-- Start of INPUT MATERIAL --

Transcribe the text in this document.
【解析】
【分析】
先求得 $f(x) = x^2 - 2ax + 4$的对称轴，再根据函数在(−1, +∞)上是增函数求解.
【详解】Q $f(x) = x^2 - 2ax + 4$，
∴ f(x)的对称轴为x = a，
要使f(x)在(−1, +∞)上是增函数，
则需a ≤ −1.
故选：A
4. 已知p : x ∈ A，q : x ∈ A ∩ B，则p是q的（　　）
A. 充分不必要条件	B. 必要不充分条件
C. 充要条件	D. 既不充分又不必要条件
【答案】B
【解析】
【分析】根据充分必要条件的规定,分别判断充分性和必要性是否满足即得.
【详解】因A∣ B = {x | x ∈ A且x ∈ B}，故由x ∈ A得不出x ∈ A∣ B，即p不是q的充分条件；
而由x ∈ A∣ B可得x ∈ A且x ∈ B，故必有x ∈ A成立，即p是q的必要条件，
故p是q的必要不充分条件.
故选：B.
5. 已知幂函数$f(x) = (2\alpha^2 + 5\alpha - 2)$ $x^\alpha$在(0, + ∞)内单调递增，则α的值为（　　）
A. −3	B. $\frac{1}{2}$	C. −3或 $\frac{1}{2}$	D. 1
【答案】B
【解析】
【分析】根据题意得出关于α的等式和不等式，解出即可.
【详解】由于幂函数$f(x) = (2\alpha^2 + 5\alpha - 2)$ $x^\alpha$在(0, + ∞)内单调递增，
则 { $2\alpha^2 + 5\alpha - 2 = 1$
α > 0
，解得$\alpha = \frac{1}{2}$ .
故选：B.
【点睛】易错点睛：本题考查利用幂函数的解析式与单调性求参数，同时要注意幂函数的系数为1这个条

-- End of INPUT MATERIAL --

Repeat the data in its entirety, character for character.

ANSWER TO THE EXERCISE:
Transcribe the text in this document.
【解析】
【分析】
先求得 $f(x) = x^2 - 2ax + 4$的对称轴，再根据函数在(−1, +∞)上是增函数求解.
【详解】Q $f(x) = x^2 - 2ax + 4$，
∴ f(x)的对称轴为x = a，
要使f(x)在(−1, +∞)上是增函数，
则需a ≤ −1.
故选：A
4. 已知p : x ∈ A，q : x ∈ A ∩ B，则p是q的（　　）
A. 充分不必要条件	B. 必要不充分条件
C. 充要条件	D. 既不充分又不必要条件
【答案】B
【解析】
【分析】根据充分必要条件的规定,分别判断充分性和必要性是否满足即得.
【详解】因A∣ B = {x | x ∈ A且x ∈ B}，故由x ∈ A得不出x ∈ A∣ B，即p不是q的充分条件；
而由x ∈ A∣ B可得x ∈ A且x ∈ B，故必有x ∈ A成立，即p是q的必要条件，
故p是q的必要不充分条件.
故选：B.
5. 已知幂函数$f(x) = (2\alpha^2 + 5\alpha - 2)$ $x^\alpha$在(0, + ∞)内单调递增，则α的值为（　　）
A. −3	B. $\frac{1}{2}$	C. −3或 $\frac{1}{2}$	D. 1
【答案】B
【解析】
【分析】根据题意得出关于α的等式和不等式，解出即可.
【详解】由于幂函数$f(x) = (2\alpha^2 + 5\alpha - 2)$ $x^\alpha$在(0, + ∞)内单调递增，
则 { $2\alpha^2 + 5\alpha - 2 = 1$
α > 0
，解得$\alpha = \frac{1}{2}$ .
故选：B.
【点睛】易错点睛：本题考查利用幂函数的解析式与单调性求参数，同时要注意幂函数的系数为1这个条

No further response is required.